Task brief: Continue the profile of the Bangladeshi writer Ahmed Sofa, beginning immediately after its final paragraph.

Selected passage:

======

The cultural identity of a nation is highly dependent on writers, as they depict the ideology and portray the philosophy of their people in their writings. People from anywhere in the world can get through their write-ups and have a fair evaluation on the mentality of people of a country. If Bangladesh can be acknowledged as a country with some great minds and prolific writers, one man should certainly share the credit behind this success, being an iconic maestro for his clear and spontaneous stream of thoughts. On 28th July, 2001- Bangladesh lost Ahmed Sofa; one of the greatest minds and a writer with a majestic view on social philosophy.
Often being considered as one of the most influential and charismatic Muslim writers after Mir Mosharraf Hossain and our national poet Kazi Nazrul Islam, Sofa was born and brought up in rural Chittagong. He never intended to hide his root rather than celebrating its glory, even though he portrayed the urban lives and philosophy in his writings very successfully.
“I came from a family of farmers. It is very hard to overlook this fact. I do not want to exaggerate anything. My forefathers had been directly involved with agriculture. I feel proud to be a part of them. I want poor farmers and laborers to eat rice and sing in a jovial mood.”
The above mentioned quote attributed to Sofa, taken from photojournalist and writer Nasir Ali Mamun’s book ‘Ahmed Sofar Samay’ (Ahmed Sofa’s Times)- is enough to understand what type of a person Sofa really was.
After completing his schooling, Sofa intended to obtain his Bachelor degree from the University of Dhaka; however, he dropped out, and obtained his BA as a private candidate from Brahmanbaria College. Later he successfully obtained his MA in 1970, from the same university in Political Science. He was then granted a fellowship by Bangla Academy in the same year to do his PhD, under the supervision of countries renowned genius professor Abdur Razzaq, and his topic was "The Growth of Middle Class in Bengal as it influenced its literature, Society and Economics from 1800 to 1858."
This fellowship later changed his life. Although he could not complete and get his Ph.D, he got bestowed with a broader gift of nature. He met his mentor, one of the most prolific and eminent educationist, philosopher as well as one of the first national professors of the country, Professor Abdur Razzaq.
“When you will feel the need to share your knowledge with someone, make sure that the person has interest in learning. Otherwise, your effort can get interpreted as a forced attempt. We usually force animals, not human beings. Human will revolt.”

======

Data records:

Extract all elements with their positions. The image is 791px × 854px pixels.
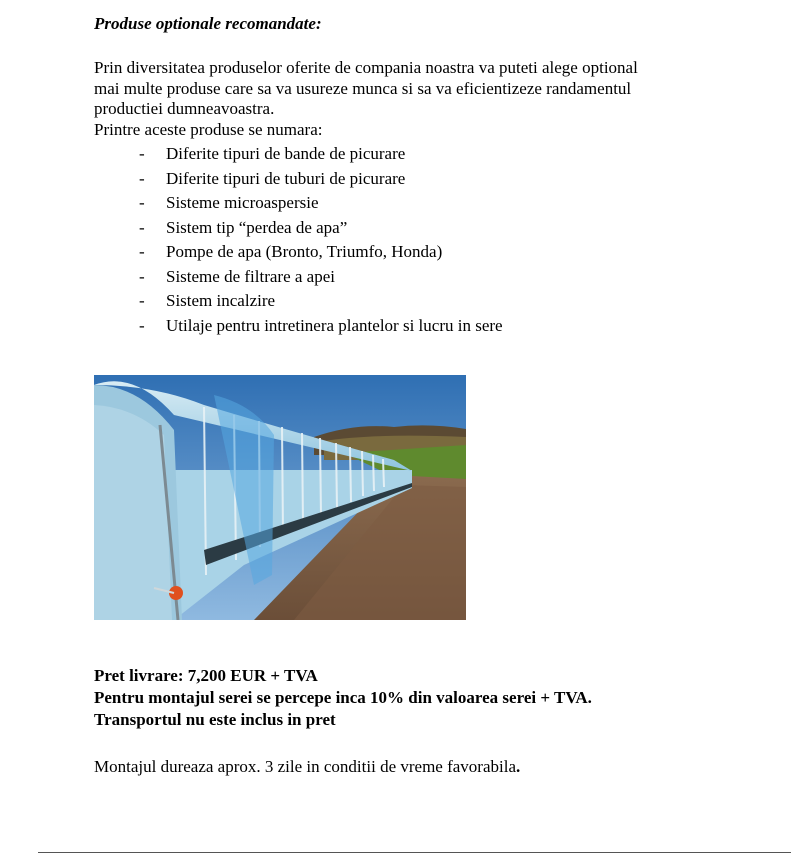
list-item-label: Utilaje pentru intretinera plantelor si lucru in sere: [166, 315, 503, 335]
bullet-dash: -: [139, 193, 145, 212]
bullet-dash: -: [139, 242, 145, 261]
list-item-label: Sisteme de filtrare a apei: [166, 266, 335, 286]
transport-note: Transportul nu este inclus in pret: [94, 710, 336, 729]
delivery-price: Pret livrare: 7,200 EUR + TVA: [94, 666, 318, 685]
list-item: [139, 267, 503, 292]
intro-paragraph: [94, 58, 714, 140]
list-item: [139, 169, 503, 194]
bullet-dash: -: [139, 266, 145, 286]
list-item: [139, 291, 503, 316]
assembly-duration: [94, 757, 520, 777]
bullet-dash: -: [139, 144, 145, 163]
optional-products-list: [139, 144, 503, 340]
intro-line: mai multe produse care sa va usureze munca si sa va eficientizeze randamentul: [94, 78, 632, 98]
list-item: [139, 242, 503, 267]
list-item-label: Sisteme microaspersie: [166, 193, 319, 212]
pricing-block: [94, 665, 592, 731]
list-item-label: Diferite tipuri de bande de picurare: [166, 144, 406, 163]
list-item-label: Sistem tip “perdea de apa”: [166, 217, 348, 237]
greenhouse-photo: [94, 375, 466, 620]
intro-line: Printre aceste produse se numara:: [94, 119, 323, 139]
bullet-dash: -: [139, 168, 145, 188]
list-item: [139, 144, 503, 169]
intro-line: productiei dumneavoastra.: [94, 99, 275, 118]
intro-line: Prin diversitatea produselor oferite de compania noastra va puteti alege optional: [94, 58, 638, 77]
section-heading: Produse optionale recomandate:: [94, 14, 322, 33]
list-item: [139, 316, 503, 341]
assembly-duration-text: Montajul dureaza aprox. 3 zile in conditii de vreme favorabila: [94, 757, 517, 776]
footer-divider: [38, 852, 791, 853]
list-item: [139, 193, 503, 218]
assembly-fee: Pentru montajul serei se percepe inca 10% din valoarea serei + TVA.: [94, 688, 592, 707]
list-item-label: Diferite tipuri de tuburi de picurare: [166, 168, 406, 188]
list-item-label: Sistem incalzire: [166, 291, 276, 310]
assembly-period: .: [516, 757, 521, 776]
list-item-label: Pompe de apa (Bronto, Triumfo, Honda): [166, 242, 443, 261]
list-item: [139, 218, 503, 243]
bullet-dash: -: [139, 315, 145, 335]
bullet-dash: -: [139, 217, 145, 237]
bullet-dash: -: [139, 291, 145, 310]
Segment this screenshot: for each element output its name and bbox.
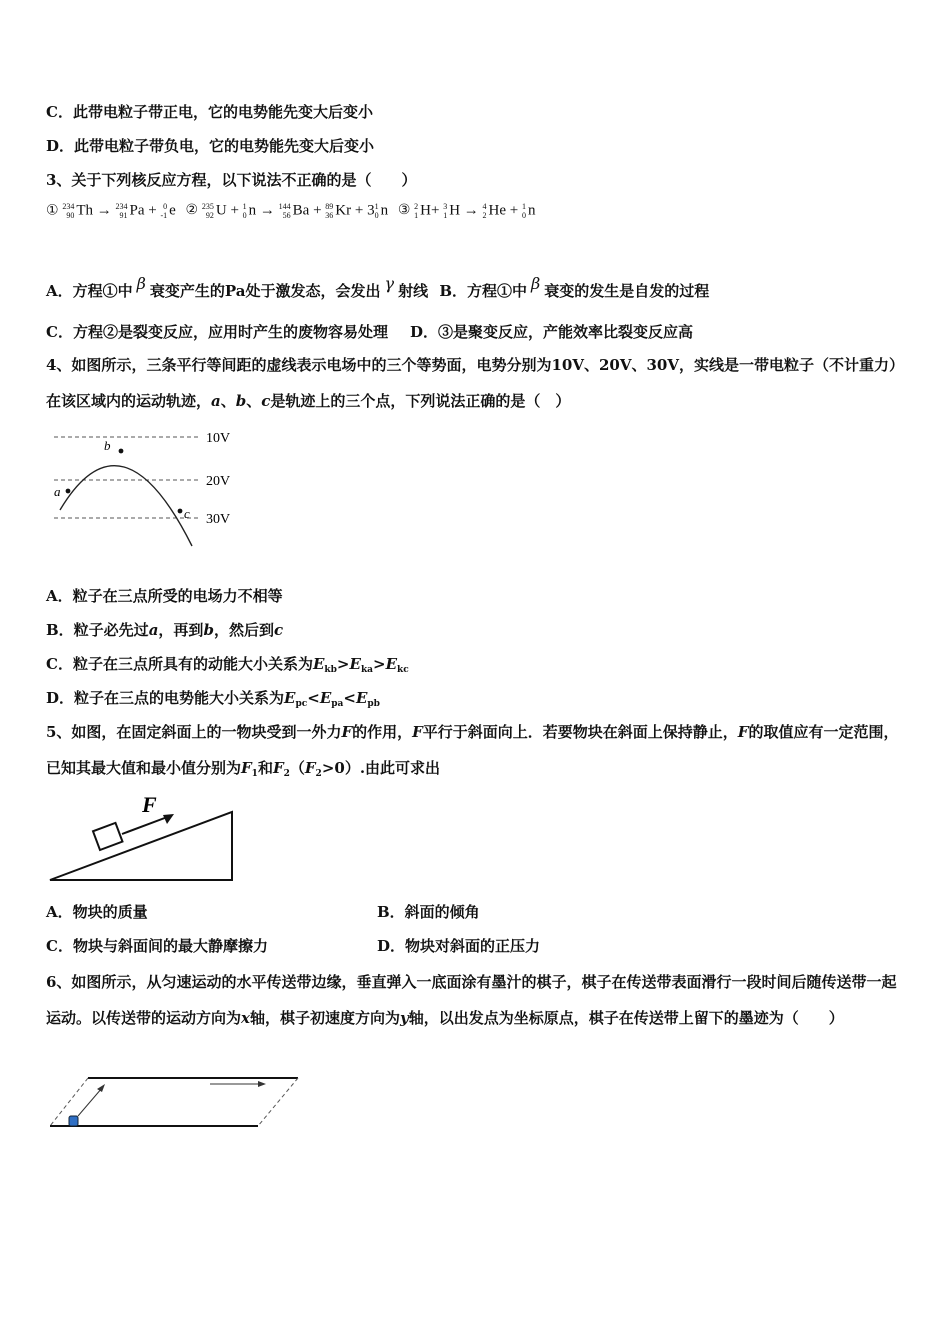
particle-n: n [380, 202, 389, 219]
particle-trajectory [60, 466, 192, 546]
nuclide-th: Th → [76, 202, 112, 219]
q5-option-a: A．物块的质量 [46, 903, 148, 921]
q5-option-c: C．物块与斜面间的最大静摩擦力 [46, 937, 268, 955]
isotope-numbers: 234 90 [62, 202, 75, 220]
block [93, 823, 122, 850]
force-arrow [122, 816, 170, 834]
chess-piece [69, 1116, 78, 1126]
q5-options-ab [46, 902, 480, 922]
q3-reaction-equations: ① 234 90 Th → 234 91 Pa + 0 -1 e ② 235 92 U + 1 0 n → 144 56 Ba + 89 36 Kr + 3 1 0 n ③ 2 1 H+ 3 1 H → 4 2 He + 1 0 n [46, 202, 536, 220]
label-a: a [54, 484, 61, 499]
initial-velocity-arrowhead [97, 1084, 105, 1092]
q4-option-b: B．粒子必先过a，再到b，然后到c [46, 621, 284, 639]
q3-options-cd [46, 322, 693, 342]
nuclide-he: He + [488, 202, 519, 219]
q5-option-b: B．斜面的倾角 [377, 903, 480, 921]
q5-stem: 5、如图，在固定斜面上的一物块受到一外力F的作用，F平行于斜面向上．若要物块在斜面上保持静止，F的取值应有一定范围，已知其最大值和最小值分别为$F_1$和$F_2(F_2>0)$.由此可求出 [46, 723, 899, 779]
beta-symbol: β [531, 274, 541, 293]
q4-option-a: A．粒子在三点所受的电场力不相等 [46, 587, 283, 605]
q3-option-b-part1: B．方程①中 [439, 282, 527, 300]
label-force-f: F [142, 792, 157, 817]
q2-option-c: C．此带电粒子带正电，它的电势能先变大后变小 [46, 103, 373, 121]
nuclide-kr: Kr + 3 [335, 202, 375, 219]
q4-option-d: D．粒子在三点的电势能大小关系为$E_{pc}<E_{pa}<E_{pb}$ [46, 689, 380, 709]
q3-option-d: D．③是聚变反应，产能效率比裂变反应高 [409, 323, 693, 341]
nuclide-u: U + [215, 202, 239, 219]
gamma-symbol: γ [384, 274, 395, 293]
label-30v: 30V [206, 512, 231, 527]
beta-symbol: β [136, 274, 146, 293]
nuclide-h3: H → [449, 202, 479, 219]
conveyor-right-edge [258, 1078, 298, 1126]
eq-marker-3: ③ [397, 202, 411, 219]
q5-options-cd [46, 936, 540, 956]
q3-option-a-part1: A．方程①中 [46, 282, 133, 300]
q3-options-ab [46, 274, 709, 301]
particle-n: n → [248, 202, 275, 219]
particle-n: n [527, 202, 536, 219]
point-a [66, 489, 71, 494]
q3-option-a-part2: 衰变产生的Pa处于激发态，会发出 [149, 282, 381, 300]
q4-option-c: C．粒子在三点所具有的动能大小关系为$E_{kb}>E_{ka}>E_{kc}$ [46, 655, 409, 675]
nuclide-ba: Ba + [292, 202, 322, 219]
equipotential-figure [46, 424, 246, 550]
nuclide-h2: H+ [420, 202, 440, 219]
point-b [119, 449, 124, 454]
q3-option-b-part2: 衰变的发生是自发的过程 [544, 282, 710, 300]
incline-figure [46, 792, 242, 888]
q3-option-c: C．方程②是裂变反应，应用时产生的废物容易处理 [46, 323, 388, 341]
particle-e: e [169, 202, 176, 219]
eq-marker-1: ① [46, 202, 59, 219]
q6-stem: 6、如图所示，从匀速运动的水平传送带边缘，垂直弹入一底面涂有墨汁的棋子，棋子在传送带表面滑行一段时间后随传送带一起运动。以传送带的运动方向为x轴，棋子初速度方向为y轴，以出发点为坐标原点，棋子在传送带上留下的墨迹为（ ） [46, 973, 897, 1027]
q3-option-a-part3: 射线 [398, 282, 429, 300]
eq-marker-2: ② [185, 202, 199, 219]
label-20v: 20V [206, 474, 231, 489]
q2-option-d: D．此带电粒子带负电，它的电势能先变大后变小 [46, 137, 375, 155]
label-b: b [104, 438, 111, 453]
q4-stem: 4、如图所示，三条平行等间距的虚线表示电场中的三个等势面，电势分别为10V、20V、30V，实线是一带电粒子（不计重力）在该区域内的运动轨迹，a、b、c是轨迹上的三个点，下列说法正确的是（ ） [46, 356, 904, 410]
incline [50, 812, 232, 880]
point-c [178, 509, 183, 514]
belt-direction-arrowhead [258, 1081, 266, 1087]
label-c: c [184, 506, 190, 521]
nuclide-pa: Pa + [129, 202, 157, 219]
q5-option-d: D．物块对斜面的正压力 [377, 937, 541, 955]
conveyor-figure [46, 1072, 306, 1134]
label-10v: 10V [206, 431, 231, 446]
initial-velocity-arrow [78, 1088, 102, 1116]
q3-stem: 3、关于下列核反应方程，以下说法不正确的是（ ） [46, 171, 417, 189]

======

Output below:
This type of thought process were developed within Sofa’s soul through the nature’s scholarship he received- and for most of the part, the teacher was Professor Razzaq. Sofa paid his tribute in his much acclaimed memoir titled ‘Zadyapi Amar Guru’ (Although He is My Mentor, 1998) on his experience of philosophical learning from Razzaq, through which anyone would be astonished that how naturally Professor Razzaq taught Sofa the aspects of life and all the other subjects, mostly social science and politics- throughout their friendly conversations. If that type of bonding would have been shared in between all the university students and teachers in our country- imagine how much our country would have benefitted and progressed further, with a great number of intellectual minds.
Sofa felt that lacking in our system though, and revolted with his fiery yet sarcastic expressions in his books and write-ups. In his 18 non-fiction books, 8 novels, 4 collections of poems, 1 collection of short stories, and several books in other genres- Sofa, who was by profession a writer- always spontaneously expressed his feelings without any fear. Notable writer Akhtaruzzaman Elias felt that Sofa mastered his unique style of storytelling through his upbringing.
The lacking in the university education system which is mentioned above, Sofa brilliantly portrayed that inside the scenario of dirty politics in the university ecosystem- in his satirical book “Gavi Brittanto’ (Tale of Cows, 1995). His non-fictions such as Buddhibrittirr Natun Binyas (A New Mode of Intellectualism, 1972) and ‘Bangali Musolmaner Mon' (Minds of Bengali Muslims, 1981) not only portrayed the reality of those periods with some harsh and hard- to swallow- truths, but also inspired future legendary writers such as Humayun Ahmed, Muhammed Zafar Iqbal and filmmaker such as Tareque Masud- and all of them portrayed that spontaneous flow of emotion in their creations, which is credited to Sofa.
However, it was not welcomed and adored by everyone- he was disliked by his contemporary intellectuals. He was called rebel, mad, insolent, devoid of respect for authority, and an overly uncompromising figure among the intellectuals. Sofa did not care the critics and their criticism, he never compromised his style. The nation can actually thank him for that (which it sort of tried to do, by posthumously awarding him the Ekushey Padak in 2002), and for this rebel genius, Bangladesh found some of its groundbreaking litterateurs and philosophers who later became iconic for their spontaneity as the preachers of free speech.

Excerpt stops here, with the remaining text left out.